[Stored records]
• • • • •

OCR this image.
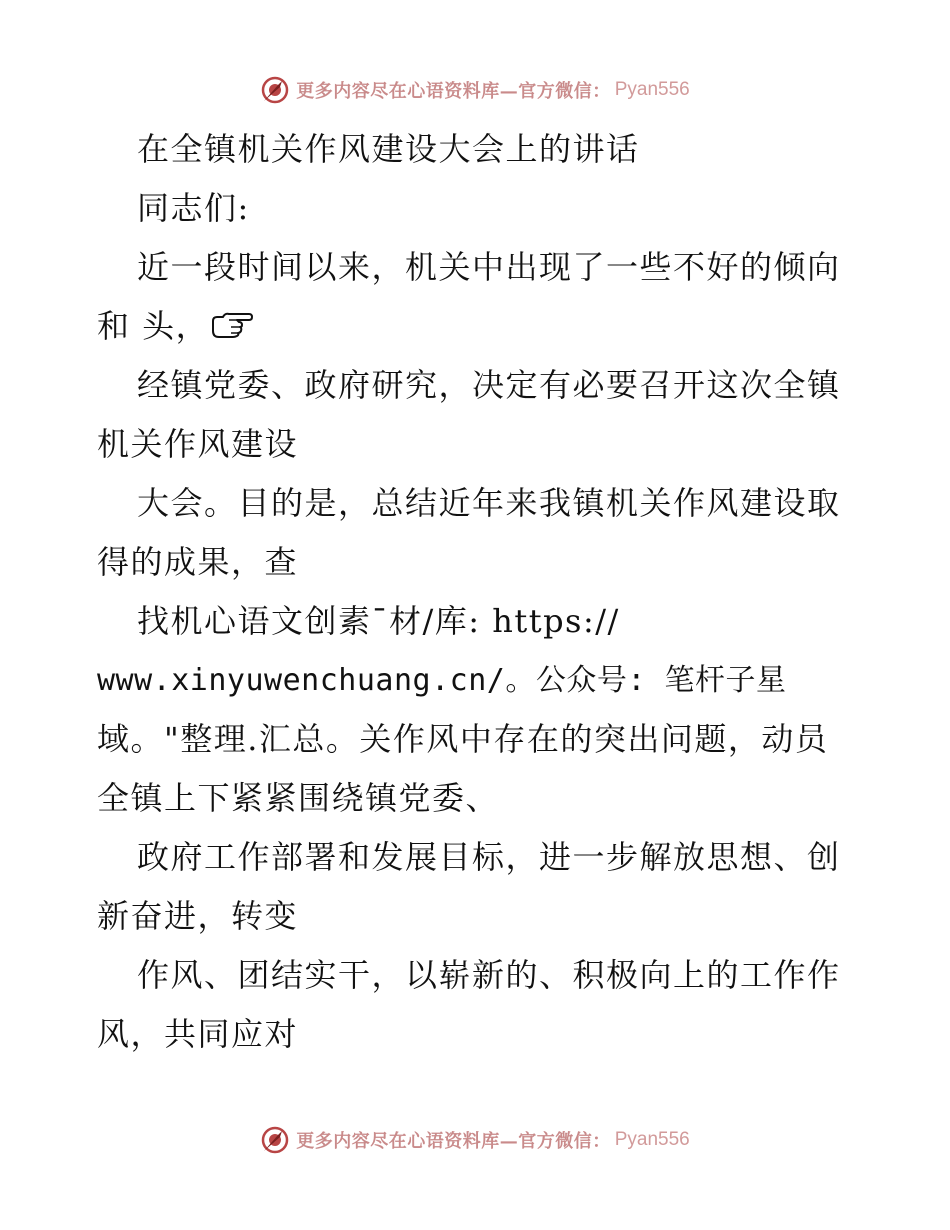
更多内容尽在心语资料库—官方微信： Pyan556
在全镇机关作风建设大会上的讲话
同志们:
近一段时间以来，机关中出现了一些不好的倾向
和 头，
经镇党委、政府研究，决定有必要召开这次全镇
机关作风建设
大会。目的是，总结近年来我镇机关作风建设取
得的成果，查
找机心语文创素¯材/库: https://
www.xinyuwenchuang.cn/。公众号: 笔杆子星
域。"整理.汇总。关作风中存在的突出问题，动员
全镇上下紧紧围绕镇党委、
政府工作部署和发展目标，进一步解放思想、创
新奋进，转变
作风、团结实干，以崭新的、积极向上的工作作
风，共同应对
更多内容尽在心语资料库—官方微信： Pyan556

• • • • •

> [Stated exercise]: Leave out the pictures and output the rest of the material exactly as written.

> [Task output]:
OCR this image.
更多内容尽在心语资料库—官方微信： Pyan556
在全镇机关作风建设大会上的讲话
同志们:
近一段时间以来，机关中出现了一些不好的倾向
和 头，
经镇党委、政府研究，决定有必要召开这次全镇
机关作风建设
大会。目的是，总结近年来我镇机关作风建设取
得的成果，查
找机心语文创素¯材/库: https://
www.xinyuwenchuang.cn/。公众号: 笔杆子星
域。"整理.汇总。关作风中存在的突出问题，动员
全镇上下紧紧围绕镇党委、
政府工作部署和发展目标，进一步解放思想、创
新奋进，转变
作风、团结实干，以崭新的、积极向上的工作作
风，共同应对
更多内容尽在心语资料库—官方微信： Pyan556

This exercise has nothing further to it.